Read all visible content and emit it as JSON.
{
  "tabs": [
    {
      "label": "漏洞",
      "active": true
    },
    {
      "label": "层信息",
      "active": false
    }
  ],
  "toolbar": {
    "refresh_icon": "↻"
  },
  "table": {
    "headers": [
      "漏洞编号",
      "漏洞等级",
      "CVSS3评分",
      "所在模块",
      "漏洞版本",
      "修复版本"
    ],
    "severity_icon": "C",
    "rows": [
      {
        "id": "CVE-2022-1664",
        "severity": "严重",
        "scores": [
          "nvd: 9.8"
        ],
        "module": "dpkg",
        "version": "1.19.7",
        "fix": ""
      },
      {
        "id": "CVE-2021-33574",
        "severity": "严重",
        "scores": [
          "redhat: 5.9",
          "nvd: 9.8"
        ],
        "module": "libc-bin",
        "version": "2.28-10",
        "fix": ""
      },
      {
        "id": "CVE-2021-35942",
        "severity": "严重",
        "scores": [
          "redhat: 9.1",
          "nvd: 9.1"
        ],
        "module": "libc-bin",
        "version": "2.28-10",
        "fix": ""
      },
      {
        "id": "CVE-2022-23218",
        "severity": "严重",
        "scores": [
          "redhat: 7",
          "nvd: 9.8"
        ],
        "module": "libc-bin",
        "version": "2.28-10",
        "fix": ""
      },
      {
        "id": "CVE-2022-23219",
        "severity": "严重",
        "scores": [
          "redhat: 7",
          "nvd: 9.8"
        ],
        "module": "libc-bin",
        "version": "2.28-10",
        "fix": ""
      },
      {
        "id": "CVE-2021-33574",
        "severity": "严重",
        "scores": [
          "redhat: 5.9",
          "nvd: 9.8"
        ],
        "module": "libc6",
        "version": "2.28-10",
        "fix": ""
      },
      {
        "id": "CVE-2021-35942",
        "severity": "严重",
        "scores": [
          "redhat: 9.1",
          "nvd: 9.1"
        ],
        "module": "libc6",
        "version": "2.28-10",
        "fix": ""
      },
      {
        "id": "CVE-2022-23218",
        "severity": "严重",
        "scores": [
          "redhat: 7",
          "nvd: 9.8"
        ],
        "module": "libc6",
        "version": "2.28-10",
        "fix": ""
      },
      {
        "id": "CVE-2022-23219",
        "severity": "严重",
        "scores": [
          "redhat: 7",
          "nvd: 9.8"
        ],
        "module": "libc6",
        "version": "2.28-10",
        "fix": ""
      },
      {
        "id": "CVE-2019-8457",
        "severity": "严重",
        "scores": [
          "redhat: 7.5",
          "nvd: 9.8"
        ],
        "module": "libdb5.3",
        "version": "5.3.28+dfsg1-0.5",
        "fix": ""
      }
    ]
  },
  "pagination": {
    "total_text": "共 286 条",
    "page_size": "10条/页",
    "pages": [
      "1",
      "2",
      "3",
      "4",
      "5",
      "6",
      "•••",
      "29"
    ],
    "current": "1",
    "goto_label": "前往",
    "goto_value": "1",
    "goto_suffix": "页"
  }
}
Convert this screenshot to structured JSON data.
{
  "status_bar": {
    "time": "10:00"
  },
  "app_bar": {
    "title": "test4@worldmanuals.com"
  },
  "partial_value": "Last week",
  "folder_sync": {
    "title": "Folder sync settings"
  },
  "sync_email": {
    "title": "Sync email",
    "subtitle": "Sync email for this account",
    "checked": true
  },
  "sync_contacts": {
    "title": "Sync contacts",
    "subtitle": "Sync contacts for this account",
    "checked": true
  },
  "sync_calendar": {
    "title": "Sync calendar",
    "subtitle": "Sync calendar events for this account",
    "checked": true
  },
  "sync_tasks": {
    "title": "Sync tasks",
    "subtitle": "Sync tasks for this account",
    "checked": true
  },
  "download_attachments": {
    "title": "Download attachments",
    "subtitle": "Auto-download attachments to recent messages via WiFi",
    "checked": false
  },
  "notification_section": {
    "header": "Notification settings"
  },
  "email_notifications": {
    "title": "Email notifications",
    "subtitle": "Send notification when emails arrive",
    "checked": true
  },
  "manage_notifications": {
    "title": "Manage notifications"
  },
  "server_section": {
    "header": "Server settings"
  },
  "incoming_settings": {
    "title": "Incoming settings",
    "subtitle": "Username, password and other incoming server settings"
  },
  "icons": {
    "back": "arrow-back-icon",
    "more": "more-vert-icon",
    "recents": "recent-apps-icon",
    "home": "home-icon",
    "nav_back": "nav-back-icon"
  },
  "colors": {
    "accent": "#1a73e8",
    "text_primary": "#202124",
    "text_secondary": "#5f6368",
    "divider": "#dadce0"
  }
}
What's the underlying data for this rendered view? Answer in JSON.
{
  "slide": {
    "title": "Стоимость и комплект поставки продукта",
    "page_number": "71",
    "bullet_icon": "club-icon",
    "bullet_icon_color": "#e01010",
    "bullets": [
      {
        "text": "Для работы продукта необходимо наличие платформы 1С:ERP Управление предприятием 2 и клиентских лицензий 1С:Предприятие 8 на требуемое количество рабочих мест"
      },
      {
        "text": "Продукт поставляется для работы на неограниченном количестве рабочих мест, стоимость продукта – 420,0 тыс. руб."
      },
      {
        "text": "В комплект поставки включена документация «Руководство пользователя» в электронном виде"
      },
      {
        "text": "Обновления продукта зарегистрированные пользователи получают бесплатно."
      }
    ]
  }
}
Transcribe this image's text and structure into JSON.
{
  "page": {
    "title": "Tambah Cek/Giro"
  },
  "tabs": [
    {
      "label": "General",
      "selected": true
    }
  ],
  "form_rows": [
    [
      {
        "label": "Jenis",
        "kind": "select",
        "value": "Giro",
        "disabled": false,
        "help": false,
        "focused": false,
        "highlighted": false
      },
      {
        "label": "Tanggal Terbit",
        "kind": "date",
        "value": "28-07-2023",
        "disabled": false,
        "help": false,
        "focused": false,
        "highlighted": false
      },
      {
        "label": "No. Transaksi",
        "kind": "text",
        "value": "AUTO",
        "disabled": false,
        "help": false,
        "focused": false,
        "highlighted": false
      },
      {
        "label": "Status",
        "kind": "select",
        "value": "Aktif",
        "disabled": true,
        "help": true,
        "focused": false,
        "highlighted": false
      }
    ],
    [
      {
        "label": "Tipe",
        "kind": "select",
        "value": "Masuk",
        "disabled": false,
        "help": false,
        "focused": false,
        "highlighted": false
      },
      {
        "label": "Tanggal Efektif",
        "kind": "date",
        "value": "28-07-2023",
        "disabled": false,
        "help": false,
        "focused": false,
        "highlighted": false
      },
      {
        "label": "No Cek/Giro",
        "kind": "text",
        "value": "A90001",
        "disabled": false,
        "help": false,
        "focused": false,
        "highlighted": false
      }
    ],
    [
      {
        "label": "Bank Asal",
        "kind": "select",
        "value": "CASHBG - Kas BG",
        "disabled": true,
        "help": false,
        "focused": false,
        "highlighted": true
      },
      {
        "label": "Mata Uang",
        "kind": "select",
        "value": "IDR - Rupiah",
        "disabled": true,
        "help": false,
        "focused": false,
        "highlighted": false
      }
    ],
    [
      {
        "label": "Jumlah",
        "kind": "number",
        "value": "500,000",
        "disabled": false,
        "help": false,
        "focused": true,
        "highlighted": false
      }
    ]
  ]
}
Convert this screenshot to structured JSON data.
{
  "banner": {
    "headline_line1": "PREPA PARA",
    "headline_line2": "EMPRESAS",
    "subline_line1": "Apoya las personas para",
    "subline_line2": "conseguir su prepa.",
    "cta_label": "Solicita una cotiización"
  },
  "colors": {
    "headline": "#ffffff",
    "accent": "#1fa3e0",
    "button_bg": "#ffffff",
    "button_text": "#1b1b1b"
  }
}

══════════════════════════════

→ **Goal of the exercise**
Quote all the records. Keep every word exact.

→ **Task result**
Read all visible content and emit it as JSON.
{
  "tabs": [
    {
      "label": "漏洞",
      "active": true
    },
    {
      "label": "层信息",
      "active": false
    }
  ],
  "toolbar": {
    "refresh_icon": "↻"
  },
  "table": {
    "headers": [
      "漏洞编号",
      "漏洞等级",
      "CVSS3评分",
      "所在模块",
      "漏洞版本",
      "修复版本"
    ],
    "severity_icon": "C",
    "rows": [
      {
        "id": "CVE-2022-1664",
        "severity": "严重",
        "scores": [
          "nvd: 9.8"
        ],
        "module": "dpkg",
        "version": "1.19.7",
        "fix": ""
      },
      {
        "id": "CVE-2021-33574",
        "severity": "严重",
        "scores": [
          "redhat: 5.9",
          "nvd: 9.8"
        ],
        "module": "libc-bin",
        "version": "2.28-10",
        "fix": ""
      },
      {
        "id": "CVE-2021-35942",
        "severity": "严重",
        "scores": [
          "redhat: 9.1",
          "nvd: 9.1"
        ],
        "module": "libc-bin",
        "version": "2.28-10",
        "fix": ""
      },
      {
        "id": "CVE-2022-23218",
        "severity": "严重",
        "scores": [
          "redhat: 7",
          "nvd: 9.8"
        ],
        "module": "libc-bin",
        "version": "2.28-10",
        "fix": ""
      },
      {
        "id": "CVE-2022-23219",
        "severity": "严重",
        "scores": [
          "redhat: 7",
          "nvd: 9.8"
        ],
        "module": "libc-bin",
        "version": "2.28-10",
        "fix": ""
      },
      {
        "id": "CVE-2021-33574",
        "severity": "严重",
        "scores": [
          "redhat: 5.9",
          "nvd: 9.8"
        ],
        "module": "libc6",
        "version": "2.28-10",
        "fix": ""
      },
      {
        "id": "CVE-2021-35942",
        "severity": "严重",
        "scores": [
          "redhat: 9.1",
          "nvd: 9.1"
        ],
        "module": "libc6",
        "version": "2.28-10",
        "fix": ""
      },
      {
        "id": "CVE-2022-23218",
        "severity": "严重",
        "scores": [
          "redhat: 7",
          "nvd: 9.8"
        ],
        "module": "libc6",
        "version": "2.28-10",
        "fix": ""
      },
      {
        "id": "CVE-2022-23219",
        "severity": "严重",
        "scores": [
          "redhat: 7",
          "nvd: 9.8"
        ],
        "module": "libc6",
        "version": "2.28-10",
        "fix": ""
      },
      {
        "id": "CVE-2019-8457",
        "severity": "严重",
        "scores": [
          "redhat: 7.5",
          "nvd: 9.8"
        ],
        "module": "libdb5.3",
        "version": "5.3.28+dfsg1-0.5",
        "fix": ""
      }
    ]
  },
  "pagination": {
    "total_text": "共 286 条",
    "page_size": "10条/页",
    "pages": [
      "1",
      "2",
      "3",
      "4",
      "5",
      "6",
      "•••",
      "29"
    ],
    "current": "1",
    "goto_label": "前往",
    "goto_value": "1",
    "goto_suffix": "页"
  }
}
Convert this screenshot to structured JSON data.
{
  "status_bar": {
    "time": "10:00"
  },
  "app_bar": {
    "title": "test4@worldmanuals.com"
  },
  "partial_value": "Last week",
  "folder_sync": {
    "title": "Folder sync settings"
  },
  "sync_email": {
    "title": "Sync email",
    "subtitle": "Sync email for this account",
    "checked": true
  },
  "sync_contacts": {
    "title": "Sync contacts",
    "subtitle": "Sync contacts for this account",
    "checked": true
  },
  "sync_calendar": {
    "title": "Sync calendar",
    "subtitle": "Sync calendar events for this account",
    "checked": true
  },
  "sync_tasks": {
    "title": "Sync tasks",
    "subtitle": "Sync tasks for this account",
    "checked": true
  },
  "download_attachments": {
    "title": "Download attachments",
    "subtitle": "Auto-download attachments to recent messages via WiFi",
    "checked": false
  },
  "notification_section": {
    "header": "Notification settings"
  },
  "email_notifications": {
    "title": "Email notifications",
    "subtitle": "Send notification when emails arrive",
    "checked": true
  },
  "manage_notifications": {
    "title": "Manage notifications"
  },
  "server_section": {
    "header": "Server settings"
  },
  "incoming_settings": {
    "title": "Incoming settings",
    "subtitle": "Username, password and other incoming server settings"
  },
  "icons": {
    "back": "arrow-back-icon",
    "more": "more-vert-icon",
    "recents": "recent-apps-icon",
    "home": "home-icon",
    "nav_back": "nav-back-icon"
  },
  "colors": {
    "accent": "#1a73e8",
    "text_primary": "#202124",
    "text_secondary": "#5f6368",
    "divider": "#dadce0"
  }
}
What's the underlying data for this rendered view? Answer in JSON.
{
  "slide": {
    "title": "Стоимость и комплект поставки продукта",
    "page_number": "71",
    "bullet_icon": "club-icon",
    "bullet_icon_color": "#e01010",
    "bullets": [
      {
        "text": "Для работы продукта необходимо наличие платформы 1С:ERP Управление предприятием 2 и клиентских лицензий 1С:Предприятие 8 на требуемое количество рабочих мест"
      },
      {
        "text": "Продукт поставляется для работы на неограниченном количестве рабочих мест, стоимость продукта – 420,0 тыс. руб."
      },
      {
        "text": "В комплект поставки включена документация «Руководство пользователя» в электронном виде"
      },
      {
        "text": "Обновления продукта зарегистрированные пользователи получают бесплатно."
      }
    ]
  }
}
Transcribe this image's text and structure into JSON.
{
  "page": {
    "title": "Tambah Cek/Giro"
  },
  "tabs": [
    {
      "label": "General",
      "selected": true
    }
  ],
  "form_rows": [
    [
      {
        "label": "Jenis",
        "kind": "select",
        "value": "Giro",
        "disabled": false,
        "help": false,
        "focused": false,
        "highlighted": false
      },
      {
        "label": "Tanggal Terbit",
        "kind": "date",
        "value": "28-07-2023",
        "disabled": false,
        "help": false,
        "focused": false,
        "highlighted": false
      },
      {
        "label": "No. Transaksi",
        "kind": "text",
        "value": "AUTO",
        "disabled": false,
        "help": false,
        "focused": false,
        "highlighted": false
      },
      {
        "label": "Status",
        "kind": "select",
        "value": "Aktif",
        "disabled": true,
        "help": true,
        "focused": false,
        "highlighted": false
      }
    ],
    [
      {
        "label": "Tipe",
        "kind": "select",
        "value": "Masuk",
        "disabled": false,
        "help": false,
        "focused": false,
        "highlighted": false
      },
      {
        "label": "Tanggal Efektif",
        "kind": "date",
        "value": "28-07-2023",
        "disabled": false,
        "help": false,
        "focused": false,
        "highlighted": false
      },
      {
        "label": "No Cek/Giro",
        "kind": "text",
        "value": "A90001",
        "disabled": false,
        "help": false,
        "focused": false,
        "highlighted": false
      }
    ],
    [
      {
        "label": "Bank Asal",
        "kind": "select",
        "value": "CASHBG - Kas BG",
        "disabled": true,
        "help": false,
        "focused": false,
        "highlighted": true
      },
      {
        "label": "Mata Uang",
        "kind": "select",
        "value": "IDR - Rupiah",
        "disabled": true,
        "help": false,
        "focused": false,
        "highlighted": false
      }
    ],
    [
      {
        "label": "Jumlah",
        "kind": "number",
        "value": "500,000",
        "disabled": false,
        "help": false,
        "focused": true,
        "highlighted": false
      }
    ]
  ]
}
Convert this screenshot to structured JSON data.
{
  "banner": {
    "headline_line1": "PREPA PARA",
    "headline_line2": "EMPRESAS",
    "subline_line1": "Apoya las personas para",
    "subline_line2": "conseguir su prepa.",
    "cta_label": "Solicita una cotiización"
  },
  "colors": {
    "headline": "#ffffff",
    "accent": "#1fa3e0",
    "button_bg": "#ffffff",
    "button_text": "#1b1b1b"
  }
}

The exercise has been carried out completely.